- **Records to process**:
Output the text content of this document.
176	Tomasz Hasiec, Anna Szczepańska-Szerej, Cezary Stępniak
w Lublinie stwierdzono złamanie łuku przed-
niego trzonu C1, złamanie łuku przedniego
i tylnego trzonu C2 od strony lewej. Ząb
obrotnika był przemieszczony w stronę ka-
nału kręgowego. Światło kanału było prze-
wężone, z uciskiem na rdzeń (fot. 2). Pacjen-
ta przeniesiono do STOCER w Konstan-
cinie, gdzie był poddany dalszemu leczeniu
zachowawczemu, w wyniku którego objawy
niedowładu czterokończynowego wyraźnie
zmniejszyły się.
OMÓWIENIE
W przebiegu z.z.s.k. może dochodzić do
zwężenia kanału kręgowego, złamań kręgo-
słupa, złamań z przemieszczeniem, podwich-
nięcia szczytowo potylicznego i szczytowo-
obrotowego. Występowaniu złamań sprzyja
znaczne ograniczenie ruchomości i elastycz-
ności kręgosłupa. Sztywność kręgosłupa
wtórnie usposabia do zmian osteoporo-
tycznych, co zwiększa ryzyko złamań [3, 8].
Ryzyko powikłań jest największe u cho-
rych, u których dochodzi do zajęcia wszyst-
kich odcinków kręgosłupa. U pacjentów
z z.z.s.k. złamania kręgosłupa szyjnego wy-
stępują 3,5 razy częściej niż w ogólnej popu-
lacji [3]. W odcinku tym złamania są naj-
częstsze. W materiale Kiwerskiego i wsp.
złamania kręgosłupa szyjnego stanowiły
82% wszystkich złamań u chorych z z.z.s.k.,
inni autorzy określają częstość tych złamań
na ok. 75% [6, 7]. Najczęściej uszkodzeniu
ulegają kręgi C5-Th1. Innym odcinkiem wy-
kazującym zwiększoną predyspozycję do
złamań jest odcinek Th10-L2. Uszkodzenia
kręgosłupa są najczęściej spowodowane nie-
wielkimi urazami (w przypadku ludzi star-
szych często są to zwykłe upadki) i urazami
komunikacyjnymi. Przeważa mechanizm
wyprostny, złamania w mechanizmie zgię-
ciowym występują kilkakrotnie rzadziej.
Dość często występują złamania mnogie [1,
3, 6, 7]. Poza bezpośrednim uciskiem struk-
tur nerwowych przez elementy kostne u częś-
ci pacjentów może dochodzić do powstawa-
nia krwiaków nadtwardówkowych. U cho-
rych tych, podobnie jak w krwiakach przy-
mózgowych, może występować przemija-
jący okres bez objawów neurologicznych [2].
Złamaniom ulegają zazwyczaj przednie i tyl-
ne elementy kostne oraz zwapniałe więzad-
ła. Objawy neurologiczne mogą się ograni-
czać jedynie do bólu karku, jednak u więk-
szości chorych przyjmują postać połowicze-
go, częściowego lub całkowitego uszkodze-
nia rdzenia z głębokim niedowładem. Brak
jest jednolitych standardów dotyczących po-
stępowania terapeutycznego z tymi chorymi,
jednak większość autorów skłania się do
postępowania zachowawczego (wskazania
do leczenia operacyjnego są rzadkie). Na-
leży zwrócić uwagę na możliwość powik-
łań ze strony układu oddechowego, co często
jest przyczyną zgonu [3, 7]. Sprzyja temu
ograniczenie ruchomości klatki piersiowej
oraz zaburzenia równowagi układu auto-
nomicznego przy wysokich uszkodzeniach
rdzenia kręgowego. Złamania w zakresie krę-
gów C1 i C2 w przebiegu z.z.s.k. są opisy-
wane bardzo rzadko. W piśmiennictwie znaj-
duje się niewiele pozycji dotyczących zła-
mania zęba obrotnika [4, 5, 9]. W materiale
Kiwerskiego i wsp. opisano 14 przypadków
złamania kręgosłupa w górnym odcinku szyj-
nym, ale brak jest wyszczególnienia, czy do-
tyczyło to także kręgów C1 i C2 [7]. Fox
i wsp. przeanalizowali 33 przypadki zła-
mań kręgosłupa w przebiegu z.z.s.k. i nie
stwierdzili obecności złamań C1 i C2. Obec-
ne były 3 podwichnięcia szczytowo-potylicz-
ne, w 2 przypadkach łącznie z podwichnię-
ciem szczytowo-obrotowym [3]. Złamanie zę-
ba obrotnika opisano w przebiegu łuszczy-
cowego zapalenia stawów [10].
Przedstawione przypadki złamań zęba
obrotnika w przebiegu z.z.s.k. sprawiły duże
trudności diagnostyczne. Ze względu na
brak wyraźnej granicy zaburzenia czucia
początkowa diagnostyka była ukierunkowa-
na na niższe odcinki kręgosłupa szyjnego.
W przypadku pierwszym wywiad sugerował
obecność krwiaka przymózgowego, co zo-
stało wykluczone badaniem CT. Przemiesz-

- **Given task**:
Report each line in the data that holds the word "ruchomości".

- **Complete output**:
znaczne ograniczenie ruchomości i elastycz-
ograniczenie ruchomości klatki piersiowej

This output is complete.